YOUR TASK: Look through the data and write out every line with the word "Normalized" in it.

DATA SUPPLIED:
· · ·

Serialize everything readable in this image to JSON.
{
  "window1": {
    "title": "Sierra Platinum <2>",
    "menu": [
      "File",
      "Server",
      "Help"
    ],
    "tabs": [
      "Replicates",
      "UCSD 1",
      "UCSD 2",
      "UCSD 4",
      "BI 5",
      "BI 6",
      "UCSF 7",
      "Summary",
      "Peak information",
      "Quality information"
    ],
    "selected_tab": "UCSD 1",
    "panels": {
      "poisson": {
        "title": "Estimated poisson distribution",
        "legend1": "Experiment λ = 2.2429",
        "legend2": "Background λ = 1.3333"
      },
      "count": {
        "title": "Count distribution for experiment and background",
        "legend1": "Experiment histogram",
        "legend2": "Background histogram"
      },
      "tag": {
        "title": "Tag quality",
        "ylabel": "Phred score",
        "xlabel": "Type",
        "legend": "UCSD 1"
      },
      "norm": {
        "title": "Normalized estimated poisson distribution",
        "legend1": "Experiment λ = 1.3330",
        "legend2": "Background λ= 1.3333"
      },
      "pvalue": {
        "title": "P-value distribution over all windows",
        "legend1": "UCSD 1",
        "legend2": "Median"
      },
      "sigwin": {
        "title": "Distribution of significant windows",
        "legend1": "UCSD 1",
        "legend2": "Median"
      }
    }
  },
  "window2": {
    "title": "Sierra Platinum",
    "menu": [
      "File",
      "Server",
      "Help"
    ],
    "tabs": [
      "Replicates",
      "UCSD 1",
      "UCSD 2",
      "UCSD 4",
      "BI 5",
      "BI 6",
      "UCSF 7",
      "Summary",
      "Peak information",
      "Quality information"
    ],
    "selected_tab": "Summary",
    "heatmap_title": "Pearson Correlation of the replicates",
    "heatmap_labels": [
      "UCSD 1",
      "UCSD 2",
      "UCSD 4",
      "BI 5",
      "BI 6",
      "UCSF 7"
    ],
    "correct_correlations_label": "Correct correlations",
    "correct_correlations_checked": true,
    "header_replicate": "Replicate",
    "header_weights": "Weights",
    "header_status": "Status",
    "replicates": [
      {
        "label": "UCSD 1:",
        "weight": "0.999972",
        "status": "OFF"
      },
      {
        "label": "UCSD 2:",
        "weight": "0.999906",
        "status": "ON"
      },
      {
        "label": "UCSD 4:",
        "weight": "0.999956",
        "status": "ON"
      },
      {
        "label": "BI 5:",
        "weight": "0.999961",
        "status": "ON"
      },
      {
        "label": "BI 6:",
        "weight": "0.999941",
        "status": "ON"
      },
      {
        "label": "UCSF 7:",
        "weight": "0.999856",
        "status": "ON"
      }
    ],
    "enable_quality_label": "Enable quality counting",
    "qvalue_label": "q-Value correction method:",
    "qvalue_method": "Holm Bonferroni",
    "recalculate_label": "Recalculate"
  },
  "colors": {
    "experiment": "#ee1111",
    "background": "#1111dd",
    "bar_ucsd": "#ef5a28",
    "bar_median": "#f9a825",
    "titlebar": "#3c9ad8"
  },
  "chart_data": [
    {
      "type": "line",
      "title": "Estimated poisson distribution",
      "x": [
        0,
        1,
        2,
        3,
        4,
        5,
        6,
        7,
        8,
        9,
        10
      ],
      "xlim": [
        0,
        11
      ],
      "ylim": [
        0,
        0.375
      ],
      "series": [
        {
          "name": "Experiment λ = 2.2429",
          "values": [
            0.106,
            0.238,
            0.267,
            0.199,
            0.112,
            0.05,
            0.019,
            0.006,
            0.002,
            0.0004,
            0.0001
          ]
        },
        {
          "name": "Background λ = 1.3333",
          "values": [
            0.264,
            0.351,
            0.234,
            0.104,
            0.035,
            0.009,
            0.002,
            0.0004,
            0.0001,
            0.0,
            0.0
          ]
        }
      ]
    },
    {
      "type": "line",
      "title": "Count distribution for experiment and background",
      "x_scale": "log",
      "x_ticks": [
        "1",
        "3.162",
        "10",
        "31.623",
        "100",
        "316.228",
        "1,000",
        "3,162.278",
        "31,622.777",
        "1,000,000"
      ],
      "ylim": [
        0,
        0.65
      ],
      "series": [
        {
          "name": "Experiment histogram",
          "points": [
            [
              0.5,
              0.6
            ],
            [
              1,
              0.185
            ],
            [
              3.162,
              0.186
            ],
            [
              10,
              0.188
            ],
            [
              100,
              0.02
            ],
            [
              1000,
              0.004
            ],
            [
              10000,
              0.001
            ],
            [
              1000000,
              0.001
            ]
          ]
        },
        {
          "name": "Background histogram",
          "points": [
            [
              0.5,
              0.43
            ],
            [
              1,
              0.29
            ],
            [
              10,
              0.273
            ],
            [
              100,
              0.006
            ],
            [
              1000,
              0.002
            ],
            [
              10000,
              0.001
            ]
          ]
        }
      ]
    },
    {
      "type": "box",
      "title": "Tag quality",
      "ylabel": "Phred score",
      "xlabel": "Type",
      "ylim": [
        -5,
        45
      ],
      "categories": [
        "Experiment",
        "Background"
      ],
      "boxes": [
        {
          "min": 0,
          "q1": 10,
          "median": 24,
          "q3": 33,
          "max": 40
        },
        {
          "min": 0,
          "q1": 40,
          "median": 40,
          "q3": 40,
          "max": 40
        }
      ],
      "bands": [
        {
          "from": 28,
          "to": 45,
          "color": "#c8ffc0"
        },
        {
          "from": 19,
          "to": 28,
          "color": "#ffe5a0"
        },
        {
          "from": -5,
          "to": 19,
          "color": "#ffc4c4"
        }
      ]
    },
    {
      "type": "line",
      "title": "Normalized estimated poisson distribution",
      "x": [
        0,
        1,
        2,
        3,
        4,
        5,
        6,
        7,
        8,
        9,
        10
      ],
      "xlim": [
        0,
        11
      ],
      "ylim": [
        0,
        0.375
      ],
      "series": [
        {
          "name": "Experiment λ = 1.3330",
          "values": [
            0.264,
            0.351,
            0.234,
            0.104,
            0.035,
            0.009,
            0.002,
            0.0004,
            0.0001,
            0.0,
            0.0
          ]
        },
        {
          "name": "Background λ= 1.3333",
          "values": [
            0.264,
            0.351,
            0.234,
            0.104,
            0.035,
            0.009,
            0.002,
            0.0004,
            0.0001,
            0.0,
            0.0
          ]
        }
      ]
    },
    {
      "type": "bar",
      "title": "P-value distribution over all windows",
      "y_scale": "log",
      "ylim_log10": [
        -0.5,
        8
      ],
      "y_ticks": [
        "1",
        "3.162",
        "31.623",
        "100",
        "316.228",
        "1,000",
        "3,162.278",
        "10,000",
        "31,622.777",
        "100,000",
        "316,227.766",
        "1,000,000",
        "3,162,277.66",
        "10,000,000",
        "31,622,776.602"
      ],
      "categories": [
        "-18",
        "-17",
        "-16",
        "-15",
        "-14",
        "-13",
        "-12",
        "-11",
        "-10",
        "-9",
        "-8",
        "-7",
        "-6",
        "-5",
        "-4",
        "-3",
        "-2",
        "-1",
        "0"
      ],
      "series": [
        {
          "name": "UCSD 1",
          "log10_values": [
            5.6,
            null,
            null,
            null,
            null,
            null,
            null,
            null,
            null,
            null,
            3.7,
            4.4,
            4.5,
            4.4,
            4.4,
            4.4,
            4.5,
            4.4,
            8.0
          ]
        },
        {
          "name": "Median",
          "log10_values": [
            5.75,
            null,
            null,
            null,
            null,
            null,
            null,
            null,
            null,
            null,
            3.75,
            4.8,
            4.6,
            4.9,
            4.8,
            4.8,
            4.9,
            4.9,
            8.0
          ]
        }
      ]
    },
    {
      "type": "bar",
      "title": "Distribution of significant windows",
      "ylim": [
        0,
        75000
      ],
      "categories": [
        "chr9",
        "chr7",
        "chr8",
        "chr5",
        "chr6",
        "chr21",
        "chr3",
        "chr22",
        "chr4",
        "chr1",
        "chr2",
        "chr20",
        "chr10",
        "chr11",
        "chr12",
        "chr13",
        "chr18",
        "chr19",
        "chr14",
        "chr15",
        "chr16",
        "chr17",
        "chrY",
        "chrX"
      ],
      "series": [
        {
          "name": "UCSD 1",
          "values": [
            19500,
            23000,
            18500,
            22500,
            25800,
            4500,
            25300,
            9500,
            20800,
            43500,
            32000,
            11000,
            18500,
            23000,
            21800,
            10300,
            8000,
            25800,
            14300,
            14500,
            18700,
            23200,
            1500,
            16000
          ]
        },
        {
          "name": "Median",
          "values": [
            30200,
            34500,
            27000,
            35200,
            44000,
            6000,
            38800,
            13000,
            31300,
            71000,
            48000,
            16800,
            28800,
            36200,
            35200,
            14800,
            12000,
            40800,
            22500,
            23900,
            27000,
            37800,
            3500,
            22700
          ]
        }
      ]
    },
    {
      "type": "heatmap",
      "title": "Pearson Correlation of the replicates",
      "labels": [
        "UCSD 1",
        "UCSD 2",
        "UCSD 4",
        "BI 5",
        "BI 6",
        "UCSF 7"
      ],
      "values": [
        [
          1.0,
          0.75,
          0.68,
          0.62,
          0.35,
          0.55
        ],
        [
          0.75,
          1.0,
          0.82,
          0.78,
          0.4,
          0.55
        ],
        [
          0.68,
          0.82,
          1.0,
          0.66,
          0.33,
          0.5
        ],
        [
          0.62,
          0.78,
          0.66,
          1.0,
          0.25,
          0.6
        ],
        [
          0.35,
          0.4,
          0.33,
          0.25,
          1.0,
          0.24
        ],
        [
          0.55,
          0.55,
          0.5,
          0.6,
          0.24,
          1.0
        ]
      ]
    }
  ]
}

· · ·

THE COMPLETED TASK:
        "title": "Normalized estimated poisson distribution",
      "title": "Normalized estimated poisson distribution",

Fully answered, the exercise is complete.